→ **Aim**
Each line below that contains "Analecta" counts once; report the total and nothing more.

-*-*-

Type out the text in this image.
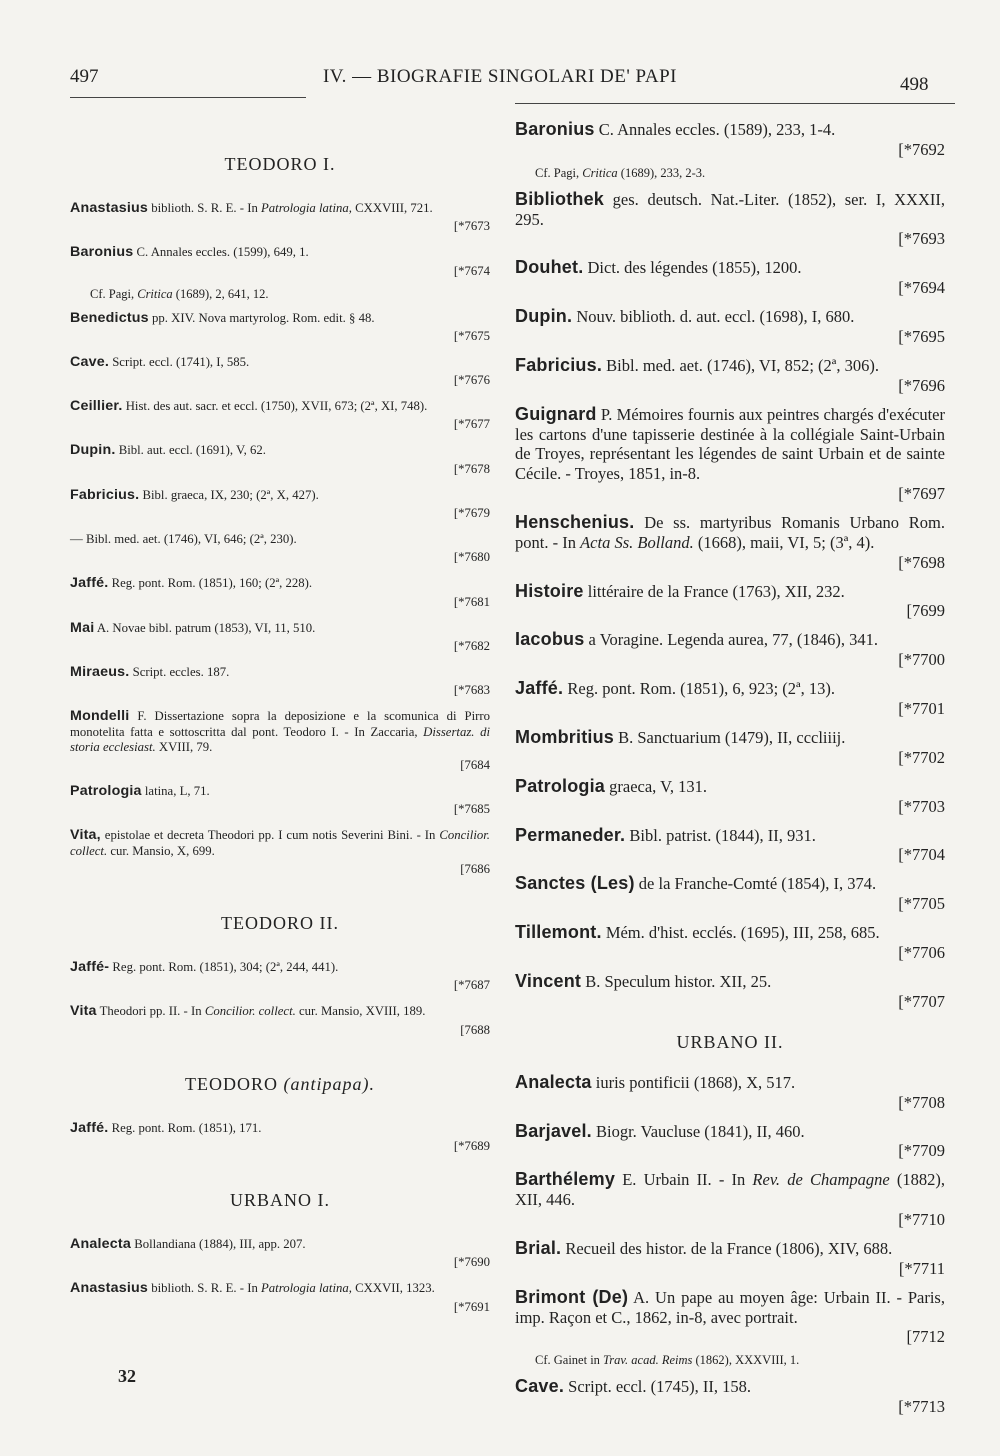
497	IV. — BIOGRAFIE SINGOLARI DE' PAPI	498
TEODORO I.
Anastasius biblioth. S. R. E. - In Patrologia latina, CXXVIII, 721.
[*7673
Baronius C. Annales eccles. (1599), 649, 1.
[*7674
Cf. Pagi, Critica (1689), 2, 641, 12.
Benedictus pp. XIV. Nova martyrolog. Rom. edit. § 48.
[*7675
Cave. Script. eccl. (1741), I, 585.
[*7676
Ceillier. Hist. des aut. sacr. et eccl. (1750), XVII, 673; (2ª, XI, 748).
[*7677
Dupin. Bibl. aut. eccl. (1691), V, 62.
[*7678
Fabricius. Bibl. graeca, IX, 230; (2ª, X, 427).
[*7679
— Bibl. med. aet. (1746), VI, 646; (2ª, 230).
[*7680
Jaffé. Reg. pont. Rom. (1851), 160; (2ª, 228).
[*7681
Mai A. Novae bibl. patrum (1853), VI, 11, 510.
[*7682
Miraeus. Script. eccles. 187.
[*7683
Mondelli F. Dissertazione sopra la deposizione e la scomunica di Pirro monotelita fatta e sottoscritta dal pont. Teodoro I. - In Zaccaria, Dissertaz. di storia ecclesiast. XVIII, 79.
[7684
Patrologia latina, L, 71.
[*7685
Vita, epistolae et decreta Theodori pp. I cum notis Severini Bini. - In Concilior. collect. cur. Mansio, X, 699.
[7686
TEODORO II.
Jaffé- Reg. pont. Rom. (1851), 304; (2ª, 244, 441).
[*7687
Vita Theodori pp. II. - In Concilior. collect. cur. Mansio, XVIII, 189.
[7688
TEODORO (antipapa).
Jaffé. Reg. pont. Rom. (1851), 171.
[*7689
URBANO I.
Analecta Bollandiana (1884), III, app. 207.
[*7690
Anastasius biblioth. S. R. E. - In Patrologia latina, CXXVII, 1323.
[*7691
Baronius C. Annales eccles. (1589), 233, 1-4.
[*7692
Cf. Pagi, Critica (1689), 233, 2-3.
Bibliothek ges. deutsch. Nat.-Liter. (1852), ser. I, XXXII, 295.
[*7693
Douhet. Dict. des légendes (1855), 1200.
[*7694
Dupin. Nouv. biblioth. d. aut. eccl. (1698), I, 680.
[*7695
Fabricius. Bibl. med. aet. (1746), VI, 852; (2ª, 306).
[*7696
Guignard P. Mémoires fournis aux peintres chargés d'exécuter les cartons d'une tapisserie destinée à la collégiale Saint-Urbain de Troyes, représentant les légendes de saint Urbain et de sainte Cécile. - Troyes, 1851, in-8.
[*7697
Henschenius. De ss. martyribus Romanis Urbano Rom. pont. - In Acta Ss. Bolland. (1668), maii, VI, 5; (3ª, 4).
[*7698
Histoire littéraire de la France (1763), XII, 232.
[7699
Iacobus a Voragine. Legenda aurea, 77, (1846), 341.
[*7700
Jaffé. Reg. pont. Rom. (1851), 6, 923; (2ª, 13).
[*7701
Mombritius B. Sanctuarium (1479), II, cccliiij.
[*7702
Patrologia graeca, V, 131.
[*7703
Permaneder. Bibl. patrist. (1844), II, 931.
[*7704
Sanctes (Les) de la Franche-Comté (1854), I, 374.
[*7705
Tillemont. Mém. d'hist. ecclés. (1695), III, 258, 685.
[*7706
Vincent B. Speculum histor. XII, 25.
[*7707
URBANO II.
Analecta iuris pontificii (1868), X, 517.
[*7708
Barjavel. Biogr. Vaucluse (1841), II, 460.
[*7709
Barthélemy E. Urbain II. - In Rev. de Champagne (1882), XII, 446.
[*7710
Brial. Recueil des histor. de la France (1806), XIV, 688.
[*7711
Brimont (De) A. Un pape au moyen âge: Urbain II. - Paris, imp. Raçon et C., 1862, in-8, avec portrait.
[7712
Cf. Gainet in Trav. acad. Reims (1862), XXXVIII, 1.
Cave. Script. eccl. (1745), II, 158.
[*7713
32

-*-*-

→ **Expected answer**
2